### PAGE TEXT:
Presenting the "Data Explorer" Feature for Onyxia: A Proposal for Our Community #611

fcomte · 2023-10-03T16:05:37Z

fcomte
Oct 3, 2023
Maintainer

Dear Onyxia community members,

At the heart of our ongoing commitment to evolve and enhance Onyxia is our belief in co-creation with the community that drives Onyxia's dynamism. Today, we are eager to introduce a proposal for a new feature: the "Data Explorer." But before diving into its intricacies, let's discuss the motivation behind its inception.

Why the Need for "Data Explorer"?

Our existing File Explorer has served the Onyxia community diligently, allowing users to organize and manage their files efficiently. However, its primary function is file management, which means it doesn't provide the necessary features to view and describe the actual content of the data. While the File Explorer is great for handling files, the community has expressed a desire for a more in-depth interaction with their data.

What is the "Data Explorer"?

The Data Explorer is a new, distinct part of the Onyxia application. While it will operate separately from the File Explorer, some light integration will be present to ensure users can conveniently transition between the two. The Data Explorer is designed to delve into the intricacies of data content, enabling users to view, describe, and interact with their data beyond mere file management. This distinction ensures that while the File Explorer handles the organization, the Data Explorer tackles comprehension, enhancing the overall user experience in the Onyxia ecosystem.

How Onyxia will handle the "Data Explorer" ?

### SUPPLIED MATERIAL:

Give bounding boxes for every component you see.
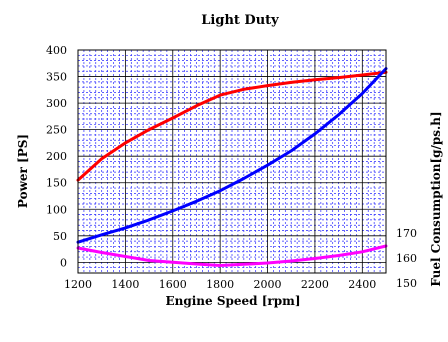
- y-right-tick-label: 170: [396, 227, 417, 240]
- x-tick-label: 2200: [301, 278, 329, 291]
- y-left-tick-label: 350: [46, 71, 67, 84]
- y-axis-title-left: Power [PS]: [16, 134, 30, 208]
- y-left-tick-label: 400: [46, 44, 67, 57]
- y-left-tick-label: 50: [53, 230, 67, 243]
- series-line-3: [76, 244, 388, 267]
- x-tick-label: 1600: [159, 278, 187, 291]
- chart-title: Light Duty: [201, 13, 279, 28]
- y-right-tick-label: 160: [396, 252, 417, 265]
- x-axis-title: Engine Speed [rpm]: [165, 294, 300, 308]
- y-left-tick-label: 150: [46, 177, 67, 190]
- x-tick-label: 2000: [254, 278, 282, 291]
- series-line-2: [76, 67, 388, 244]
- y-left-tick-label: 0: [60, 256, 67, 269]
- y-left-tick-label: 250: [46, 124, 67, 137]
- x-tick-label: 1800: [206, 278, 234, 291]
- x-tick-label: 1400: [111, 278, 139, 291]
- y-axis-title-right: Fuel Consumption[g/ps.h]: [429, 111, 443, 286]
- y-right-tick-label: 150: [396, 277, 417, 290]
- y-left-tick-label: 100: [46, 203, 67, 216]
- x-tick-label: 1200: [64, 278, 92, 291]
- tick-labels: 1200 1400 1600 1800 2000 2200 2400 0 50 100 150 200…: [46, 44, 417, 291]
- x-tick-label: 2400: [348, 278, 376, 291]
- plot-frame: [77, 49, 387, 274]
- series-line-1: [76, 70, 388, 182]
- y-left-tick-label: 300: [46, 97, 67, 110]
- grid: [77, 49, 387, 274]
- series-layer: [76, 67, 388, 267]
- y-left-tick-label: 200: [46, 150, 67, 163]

* * *

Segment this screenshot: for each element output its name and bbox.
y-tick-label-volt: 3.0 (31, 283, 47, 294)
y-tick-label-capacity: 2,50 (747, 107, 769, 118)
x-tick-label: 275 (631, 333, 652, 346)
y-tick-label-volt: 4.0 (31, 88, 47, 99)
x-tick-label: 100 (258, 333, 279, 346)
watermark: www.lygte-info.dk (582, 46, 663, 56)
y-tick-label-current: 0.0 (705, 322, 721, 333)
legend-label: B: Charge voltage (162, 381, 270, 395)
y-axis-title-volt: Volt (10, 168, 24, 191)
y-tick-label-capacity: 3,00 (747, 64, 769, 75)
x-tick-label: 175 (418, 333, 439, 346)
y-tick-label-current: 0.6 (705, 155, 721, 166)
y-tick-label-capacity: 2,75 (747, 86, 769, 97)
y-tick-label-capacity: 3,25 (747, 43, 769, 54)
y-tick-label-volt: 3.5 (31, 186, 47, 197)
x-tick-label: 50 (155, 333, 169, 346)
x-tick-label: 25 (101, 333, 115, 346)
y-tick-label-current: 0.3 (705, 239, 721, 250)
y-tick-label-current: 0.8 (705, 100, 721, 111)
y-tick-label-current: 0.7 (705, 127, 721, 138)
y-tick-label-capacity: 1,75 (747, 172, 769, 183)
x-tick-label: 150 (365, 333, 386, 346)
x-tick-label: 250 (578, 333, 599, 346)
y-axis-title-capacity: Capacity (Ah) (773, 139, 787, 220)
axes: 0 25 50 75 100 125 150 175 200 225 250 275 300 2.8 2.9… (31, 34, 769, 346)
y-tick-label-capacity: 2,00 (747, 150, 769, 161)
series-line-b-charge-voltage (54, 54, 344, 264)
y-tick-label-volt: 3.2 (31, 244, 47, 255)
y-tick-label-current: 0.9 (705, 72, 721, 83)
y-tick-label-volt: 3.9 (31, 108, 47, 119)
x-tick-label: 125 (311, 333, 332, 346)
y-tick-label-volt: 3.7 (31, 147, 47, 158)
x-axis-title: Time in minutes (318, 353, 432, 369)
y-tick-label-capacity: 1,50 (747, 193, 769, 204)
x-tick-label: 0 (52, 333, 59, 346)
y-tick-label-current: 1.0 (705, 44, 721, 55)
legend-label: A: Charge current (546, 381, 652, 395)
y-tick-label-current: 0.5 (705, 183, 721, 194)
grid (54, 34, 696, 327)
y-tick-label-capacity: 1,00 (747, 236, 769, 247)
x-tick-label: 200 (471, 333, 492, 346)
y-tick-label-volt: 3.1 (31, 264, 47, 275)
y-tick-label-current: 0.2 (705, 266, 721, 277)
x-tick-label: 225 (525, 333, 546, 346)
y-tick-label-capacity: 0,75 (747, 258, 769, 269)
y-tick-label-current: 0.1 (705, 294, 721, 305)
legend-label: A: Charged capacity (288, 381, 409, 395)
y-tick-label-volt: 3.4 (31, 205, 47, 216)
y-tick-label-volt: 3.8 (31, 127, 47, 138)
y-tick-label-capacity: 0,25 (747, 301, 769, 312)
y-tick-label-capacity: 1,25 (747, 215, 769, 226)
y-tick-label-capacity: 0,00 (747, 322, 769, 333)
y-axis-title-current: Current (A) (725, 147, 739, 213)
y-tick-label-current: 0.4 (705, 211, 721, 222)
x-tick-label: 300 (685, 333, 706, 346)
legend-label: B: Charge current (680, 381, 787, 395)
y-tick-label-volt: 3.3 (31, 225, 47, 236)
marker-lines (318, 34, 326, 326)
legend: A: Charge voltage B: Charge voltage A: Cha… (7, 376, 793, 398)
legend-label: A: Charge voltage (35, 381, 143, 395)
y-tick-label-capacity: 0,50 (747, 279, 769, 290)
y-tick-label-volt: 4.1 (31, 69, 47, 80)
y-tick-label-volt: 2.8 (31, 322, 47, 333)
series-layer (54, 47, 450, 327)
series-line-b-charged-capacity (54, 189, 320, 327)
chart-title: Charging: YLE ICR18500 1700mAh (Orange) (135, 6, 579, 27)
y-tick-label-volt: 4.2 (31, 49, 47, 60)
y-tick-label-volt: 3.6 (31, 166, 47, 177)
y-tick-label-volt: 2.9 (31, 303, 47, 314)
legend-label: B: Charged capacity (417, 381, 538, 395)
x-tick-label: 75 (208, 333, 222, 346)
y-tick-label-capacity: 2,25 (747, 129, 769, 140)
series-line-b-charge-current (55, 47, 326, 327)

--

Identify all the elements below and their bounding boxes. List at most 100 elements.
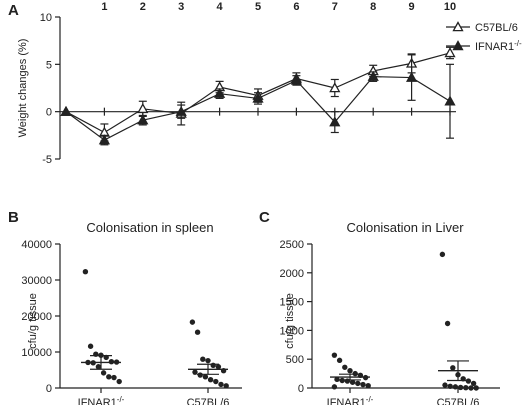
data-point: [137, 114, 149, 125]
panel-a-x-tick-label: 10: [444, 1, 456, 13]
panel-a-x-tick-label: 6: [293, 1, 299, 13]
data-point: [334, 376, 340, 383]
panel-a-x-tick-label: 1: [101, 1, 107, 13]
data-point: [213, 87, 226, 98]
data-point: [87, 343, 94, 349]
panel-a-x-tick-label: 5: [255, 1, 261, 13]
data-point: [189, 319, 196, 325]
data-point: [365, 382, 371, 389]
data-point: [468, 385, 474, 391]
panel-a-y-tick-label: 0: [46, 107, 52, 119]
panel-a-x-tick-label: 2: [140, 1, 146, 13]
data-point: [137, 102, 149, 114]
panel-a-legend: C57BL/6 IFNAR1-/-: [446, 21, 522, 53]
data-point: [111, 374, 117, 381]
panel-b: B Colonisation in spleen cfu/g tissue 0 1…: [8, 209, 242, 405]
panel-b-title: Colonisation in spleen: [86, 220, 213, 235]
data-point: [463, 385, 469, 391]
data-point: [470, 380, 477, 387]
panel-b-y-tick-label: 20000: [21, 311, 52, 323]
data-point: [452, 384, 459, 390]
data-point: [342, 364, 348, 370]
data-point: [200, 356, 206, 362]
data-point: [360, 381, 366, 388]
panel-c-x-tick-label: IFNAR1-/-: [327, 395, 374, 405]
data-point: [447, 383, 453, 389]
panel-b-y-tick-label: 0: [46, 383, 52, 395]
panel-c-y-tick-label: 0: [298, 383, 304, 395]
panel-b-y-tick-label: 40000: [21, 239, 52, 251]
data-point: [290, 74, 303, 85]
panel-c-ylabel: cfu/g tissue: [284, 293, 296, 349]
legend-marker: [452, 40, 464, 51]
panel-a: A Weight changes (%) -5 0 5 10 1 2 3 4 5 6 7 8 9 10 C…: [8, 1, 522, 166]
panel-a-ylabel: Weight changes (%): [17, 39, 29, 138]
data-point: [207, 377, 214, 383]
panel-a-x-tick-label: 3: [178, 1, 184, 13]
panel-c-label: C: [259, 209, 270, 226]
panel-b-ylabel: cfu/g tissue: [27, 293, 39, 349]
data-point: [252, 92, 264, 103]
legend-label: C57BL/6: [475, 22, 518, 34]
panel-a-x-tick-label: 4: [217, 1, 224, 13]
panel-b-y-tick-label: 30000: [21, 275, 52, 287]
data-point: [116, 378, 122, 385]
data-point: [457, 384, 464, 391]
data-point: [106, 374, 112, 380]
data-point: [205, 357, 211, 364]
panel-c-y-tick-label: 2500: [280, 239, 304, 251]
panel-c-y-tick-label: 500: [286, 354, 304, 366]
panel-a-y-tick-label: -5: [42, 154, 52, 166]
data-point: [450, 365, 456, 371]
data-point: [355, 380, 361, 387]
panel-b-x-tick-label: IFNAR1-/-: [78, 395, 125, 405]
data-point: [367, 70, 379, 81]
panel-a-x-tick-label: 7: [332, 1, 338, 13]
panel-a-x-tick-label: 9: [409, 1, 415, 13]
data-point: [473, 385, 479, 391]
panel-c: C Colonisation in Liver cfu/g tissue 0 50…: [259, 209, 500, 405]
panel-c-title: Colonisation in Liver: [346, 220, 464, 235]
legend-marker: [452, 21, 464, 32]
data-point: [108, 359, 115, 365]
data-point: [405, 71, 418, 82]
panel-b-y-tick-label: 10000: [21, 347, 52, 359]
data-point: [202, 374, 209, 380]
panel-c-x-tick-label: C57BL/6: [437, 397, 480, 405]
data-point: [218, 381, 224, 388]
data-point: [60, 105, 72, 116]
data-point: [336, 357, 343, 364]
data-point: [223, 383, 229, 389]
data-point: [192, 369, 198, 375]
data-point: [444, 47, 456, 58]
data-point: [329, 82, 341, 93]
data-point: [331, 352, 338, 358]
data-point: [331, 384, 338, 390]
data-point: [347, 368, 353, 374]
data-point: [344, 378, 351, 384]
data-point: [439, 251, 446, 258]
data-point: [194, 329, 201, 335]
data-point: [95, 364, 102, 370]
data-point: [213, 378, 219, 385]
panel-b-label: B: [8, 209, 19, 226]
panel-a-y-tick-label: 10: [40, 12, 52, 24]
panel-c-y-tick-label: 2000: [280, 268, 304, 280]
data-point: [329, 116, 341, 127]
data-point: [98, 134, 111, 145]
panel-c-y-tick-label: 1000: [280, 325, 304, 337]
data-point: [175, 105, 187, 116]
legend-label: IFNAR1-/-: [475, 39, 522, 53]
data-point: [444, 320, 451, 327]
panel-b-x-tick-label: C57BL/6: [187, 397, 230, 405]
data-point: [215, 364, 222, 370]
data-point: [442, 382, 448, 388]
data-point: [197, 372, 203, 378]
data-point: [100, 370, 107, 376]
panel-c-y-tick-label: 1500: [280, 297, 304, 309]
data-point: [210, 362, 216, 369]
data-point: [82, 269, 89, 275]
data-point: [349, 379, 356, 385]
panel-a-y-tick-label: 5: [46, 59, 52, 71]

### DIRECTION:
List every section heading in the Data Explorer proposal, excluding its title.

### RESULT OF THE TASK:
- Why the Need for "Data Explorer"?
- What is the "Data Explorer"?
- How Onyxia will handle the "Data Explorer" ?